WHAT IS ASKED
Check each line of the material below for "were", then copy the ones that contain it.

PROVIDED DATA
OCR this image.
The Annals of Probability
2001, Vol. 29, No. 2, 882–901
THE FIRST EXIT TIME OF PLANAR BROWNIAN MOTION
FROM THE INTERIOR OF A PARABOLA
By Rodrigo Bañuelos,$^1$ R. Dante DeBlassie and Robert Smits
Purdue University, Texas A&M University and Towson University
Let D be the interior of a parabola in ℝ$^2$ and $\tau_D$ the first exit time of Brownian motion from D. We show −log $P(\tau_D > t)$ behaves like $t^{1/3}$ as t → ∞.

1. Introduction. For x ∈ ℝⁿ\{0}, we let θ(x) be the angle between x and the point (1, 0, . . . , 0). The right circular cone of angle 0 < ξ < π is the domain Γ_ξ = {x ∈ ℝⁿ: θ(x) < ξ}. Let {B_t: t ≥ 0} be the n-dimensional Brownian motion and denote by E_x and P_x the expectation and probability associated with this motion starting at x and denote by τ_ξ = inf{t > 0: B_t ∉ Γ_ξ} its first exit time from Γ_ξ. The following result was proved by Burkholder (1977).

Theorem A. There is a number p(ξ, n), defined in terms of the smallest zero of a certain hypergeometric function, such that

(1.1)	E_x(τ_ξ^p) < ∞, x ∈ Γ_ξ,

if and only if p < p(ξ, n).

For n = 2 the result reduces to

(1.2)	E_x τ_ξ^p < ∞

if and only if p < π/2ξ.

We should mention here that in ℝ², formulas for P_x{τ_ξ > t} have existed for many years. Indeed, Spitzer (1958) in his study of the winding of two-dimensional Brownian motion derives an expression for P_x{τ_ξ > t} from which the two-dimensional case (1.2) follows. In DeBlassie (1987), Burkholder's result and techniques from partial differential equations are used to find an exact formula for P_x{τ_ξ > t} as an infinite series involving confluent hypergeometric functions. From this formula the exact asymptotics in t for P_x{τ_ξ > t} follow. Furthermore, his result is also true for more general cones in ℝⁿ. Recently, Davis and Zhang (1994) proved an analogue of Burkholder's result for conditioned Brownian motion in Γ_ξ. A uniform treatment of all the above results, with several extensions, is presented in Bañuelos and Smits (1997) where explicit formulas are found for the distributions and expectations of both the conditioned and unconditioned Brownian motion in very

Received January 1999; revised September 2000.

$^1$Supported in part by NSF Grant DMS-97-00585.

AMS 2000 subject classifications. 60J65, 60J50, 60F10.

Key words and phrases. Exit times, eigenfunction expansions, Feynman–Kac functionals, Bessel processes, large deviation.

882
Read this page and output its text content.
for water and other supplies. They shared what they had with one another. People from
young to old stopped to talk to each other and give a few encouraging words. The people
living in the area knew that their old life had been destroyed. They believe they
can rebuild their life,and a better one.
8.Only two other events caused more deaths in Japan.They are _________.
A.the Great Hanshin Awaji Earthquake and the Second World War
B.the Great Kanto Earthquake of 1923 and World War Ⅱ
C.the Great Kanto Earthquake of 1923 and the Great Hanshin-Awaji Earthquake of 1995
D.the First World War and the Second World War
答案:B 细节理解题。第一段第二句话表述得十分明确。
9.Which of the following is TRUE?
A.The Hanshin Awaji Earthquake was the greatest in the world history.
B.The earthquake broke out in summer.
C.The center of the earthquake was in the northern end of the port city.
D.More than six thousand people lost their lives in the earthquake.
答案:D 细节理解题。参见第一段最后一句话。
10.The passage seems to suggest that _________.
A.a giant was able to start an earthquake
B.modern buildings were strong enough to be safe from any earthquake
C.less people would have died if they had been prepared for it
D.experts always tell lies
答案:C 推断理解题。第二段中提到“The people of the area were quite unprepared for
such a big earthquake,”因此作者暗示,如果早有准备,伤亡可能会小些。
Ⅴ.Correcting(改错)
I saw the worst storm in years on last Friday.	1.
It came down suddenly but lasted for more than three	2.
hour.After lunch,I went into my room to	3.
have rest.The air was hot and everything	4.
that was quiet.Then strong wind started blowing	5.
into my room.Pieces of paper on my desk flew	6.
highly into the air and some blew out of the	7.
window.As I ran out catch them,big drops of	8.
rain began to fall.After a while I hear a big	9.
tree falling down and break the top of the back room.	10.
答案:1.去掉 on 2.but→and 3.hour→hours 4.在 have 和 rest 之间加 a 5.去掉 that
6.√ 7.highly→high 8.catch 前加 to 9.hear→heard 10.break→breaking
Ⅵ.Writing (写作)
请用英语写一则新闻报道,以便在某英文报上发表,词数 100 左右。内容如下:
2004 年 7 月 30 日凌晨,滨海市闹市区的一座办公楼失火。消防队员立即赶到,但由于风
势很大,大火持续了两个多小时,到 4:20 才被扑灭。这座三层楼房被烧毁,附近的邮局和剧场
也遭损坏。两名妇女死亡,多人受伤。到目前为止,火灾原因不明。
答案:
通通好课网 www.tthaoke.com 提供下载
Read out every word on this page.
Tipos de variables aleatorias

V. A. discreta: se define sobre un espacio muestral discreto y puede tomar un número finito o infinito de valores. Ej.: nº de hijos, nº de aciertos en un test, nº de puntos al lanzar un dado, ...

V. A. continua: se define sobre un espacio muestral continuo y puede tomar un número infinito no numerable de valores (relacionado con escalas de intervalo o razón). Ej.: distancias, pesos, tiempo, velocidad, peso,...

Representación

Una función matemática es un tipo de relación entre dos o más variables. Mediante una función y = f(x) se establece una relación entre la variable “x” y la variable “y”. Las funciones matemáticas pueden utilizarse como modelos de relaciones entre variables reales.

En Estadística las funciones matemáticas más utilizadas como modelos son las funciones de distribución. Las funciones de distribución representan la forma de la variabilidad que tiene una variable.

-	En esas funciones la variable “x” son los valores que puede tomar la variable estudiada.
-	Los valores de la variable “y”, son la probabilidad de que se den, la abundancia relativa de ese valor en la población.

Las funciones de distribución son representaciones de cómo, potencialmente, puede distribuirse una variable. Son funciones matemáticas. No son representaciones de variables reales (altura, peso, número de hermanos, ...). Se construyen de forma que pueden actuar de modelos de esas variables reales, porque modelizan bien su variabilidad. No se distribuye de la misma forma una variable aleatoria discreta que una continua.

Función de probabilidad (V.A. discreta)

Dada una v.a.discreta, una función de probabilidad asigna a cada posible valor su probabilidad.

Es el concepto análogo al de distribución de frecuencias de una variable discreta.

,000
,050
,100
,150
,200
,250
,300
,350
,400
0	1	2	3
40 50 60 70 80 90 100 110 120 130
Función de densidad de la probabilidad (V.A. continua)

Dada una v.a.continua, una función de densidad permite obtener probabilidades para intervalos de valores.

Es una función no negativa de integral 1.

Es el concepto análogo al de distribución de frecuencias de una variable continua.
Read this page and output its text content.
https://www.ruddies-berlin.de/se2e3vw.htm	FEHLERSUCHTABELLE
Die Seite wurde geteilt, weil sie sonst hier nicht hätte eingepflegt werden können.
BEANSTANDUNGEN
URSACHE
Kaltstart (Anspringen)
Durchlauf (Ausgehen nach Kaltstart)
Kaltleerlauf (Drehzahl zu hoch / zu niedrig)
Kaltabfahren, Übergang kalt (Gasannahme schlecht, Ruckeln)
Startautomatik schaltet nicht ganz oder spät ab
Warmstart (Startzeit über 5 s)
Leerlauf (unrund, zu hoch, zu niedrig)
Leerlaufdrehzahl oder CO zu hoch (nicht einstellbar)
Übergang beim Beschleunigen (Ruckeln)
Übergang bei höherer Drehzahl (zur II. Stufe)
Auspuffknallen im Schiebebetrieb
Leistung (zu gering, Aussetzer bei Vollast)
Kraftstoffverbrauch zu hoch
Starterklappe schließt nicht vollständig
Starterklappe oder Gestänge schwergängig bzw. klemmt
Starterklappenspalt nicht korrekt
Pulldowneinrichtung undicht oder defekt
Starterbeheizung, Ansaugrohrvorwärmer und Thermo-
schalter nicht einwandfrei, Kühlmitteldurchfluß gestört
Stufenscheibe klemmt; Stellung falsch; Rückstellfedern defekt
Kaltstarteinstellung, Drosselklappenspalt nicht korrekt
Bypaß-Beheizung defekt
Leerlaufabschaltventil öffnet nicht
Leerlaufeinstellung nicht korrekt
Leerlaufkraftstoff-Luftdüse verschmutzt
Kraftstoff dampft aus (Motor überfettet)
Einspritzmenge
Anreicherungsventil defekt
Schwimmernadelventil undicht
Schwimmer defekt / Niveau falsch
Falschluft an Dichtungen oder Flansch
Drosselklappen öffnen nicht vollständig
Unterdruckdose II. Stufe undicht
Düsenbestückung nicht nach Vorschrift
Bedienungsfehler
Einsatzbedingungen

THE COMPLETED TASK
B.modern buildings were strong enough to be safe from any earthquake
答案:C 推断理解题。第二段中提到“The people of the area were quite unprepared for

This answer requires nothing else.